Stored records:
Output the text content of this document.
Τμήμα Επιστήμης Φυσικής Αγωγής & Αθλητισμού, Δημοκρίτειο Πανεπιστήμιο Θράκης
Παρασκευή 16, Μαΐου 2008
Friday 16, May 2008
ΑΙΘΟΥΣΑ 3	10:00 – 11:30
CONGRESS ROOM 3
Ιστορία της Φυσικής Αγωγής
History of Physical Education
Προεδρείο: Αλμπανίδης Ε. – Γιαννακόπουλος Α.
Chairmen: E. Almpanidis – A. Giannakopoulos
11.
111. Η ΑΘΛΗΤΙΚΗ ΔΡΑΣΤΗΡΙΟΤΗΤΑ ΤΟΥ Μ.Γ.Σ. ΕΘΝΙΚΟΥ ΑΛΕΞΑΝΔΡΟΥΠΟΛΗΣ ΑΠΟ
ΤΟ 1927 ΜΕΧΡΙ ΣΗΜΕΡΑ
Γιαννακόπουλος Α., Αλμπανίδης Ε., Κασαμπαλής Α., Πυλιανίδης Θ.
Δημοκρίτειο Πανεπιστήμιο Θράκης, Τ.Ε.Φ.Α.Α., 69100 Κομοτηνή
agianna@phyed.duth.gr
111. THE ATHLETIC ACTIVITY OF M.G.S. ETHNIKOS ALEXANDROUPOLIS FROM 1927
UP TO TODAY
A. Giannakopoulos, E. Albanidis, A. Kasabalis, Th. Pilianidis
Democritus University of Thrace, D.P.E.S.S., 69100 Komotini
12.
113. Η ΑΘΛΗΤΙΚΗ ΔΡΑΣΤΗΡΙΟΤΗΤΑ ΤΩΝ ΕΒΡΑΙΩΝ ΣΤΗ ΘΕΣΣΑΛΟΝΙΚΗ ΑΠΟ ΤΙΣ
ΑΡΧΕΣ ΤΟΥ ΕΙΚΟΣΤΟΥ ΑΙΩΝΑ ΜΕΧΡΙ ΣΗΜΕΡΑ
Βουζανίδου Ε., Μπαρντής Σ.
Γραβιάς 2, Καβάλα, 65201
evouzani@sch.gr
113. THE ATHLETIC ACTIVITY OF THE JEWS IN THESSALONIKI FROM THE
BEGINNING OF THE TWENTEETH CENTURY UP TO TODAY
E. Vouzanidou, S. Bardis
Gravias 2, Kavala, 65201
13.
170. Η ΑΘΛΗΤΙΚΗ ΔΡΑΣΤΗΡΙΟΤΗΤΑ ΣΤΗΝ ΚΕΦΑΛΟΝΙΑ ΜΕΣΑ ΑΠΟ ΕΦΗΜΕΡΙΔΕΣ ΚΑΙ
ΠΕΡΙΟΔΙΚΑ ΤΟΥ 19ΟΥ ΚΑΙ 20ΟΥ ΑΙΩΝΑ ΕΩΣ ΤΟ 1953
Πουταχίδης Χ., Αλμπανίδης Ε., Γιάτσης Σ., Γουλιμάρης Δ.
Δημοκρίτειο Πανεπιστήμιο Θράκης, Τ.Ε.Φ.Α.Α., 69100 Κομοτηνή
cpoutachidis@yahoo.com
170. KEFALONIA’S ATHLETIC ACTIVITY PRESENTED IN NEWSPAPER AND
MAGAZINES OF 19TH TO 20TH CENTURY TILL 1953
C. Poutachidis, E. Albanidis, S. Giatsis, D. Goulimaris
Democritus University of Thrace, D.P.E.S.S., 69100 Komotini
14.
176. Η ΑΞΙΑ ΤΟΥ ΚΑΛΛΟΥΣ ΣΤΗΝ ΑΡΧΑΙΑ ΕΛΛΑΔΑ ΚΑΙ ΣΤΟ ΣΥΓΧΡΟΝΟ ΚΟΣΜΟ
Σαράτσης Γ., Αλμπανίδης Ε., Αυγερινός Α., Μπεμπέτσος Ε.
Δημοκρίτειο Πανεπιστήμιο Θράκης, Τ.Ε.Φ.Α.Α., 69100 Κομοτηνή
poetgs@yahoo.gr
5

** EXERCISE REQUIREMENTS **
Pick out every line above that holds the word "Αλμπανίδης" and copy it.

** CORRECT RESPONSE **
Προεδρείο: Αλμπανίδης Ε. – Γιαννακόπουλος Α.
Γιαννακόπουλος Α., Αλμπανίδης Ε., Κασαμπαλής Α., Πυλιανίδης Θ.
Πουταχίδης Χ., Αλμπανίδης Ε., Γιάτσης Σ., Γουλιμάρης Δ.
Σαράτσης Γ., Αλμπανίδης Ε., Αυγερινός Α., Μπεμπέτσος Ε.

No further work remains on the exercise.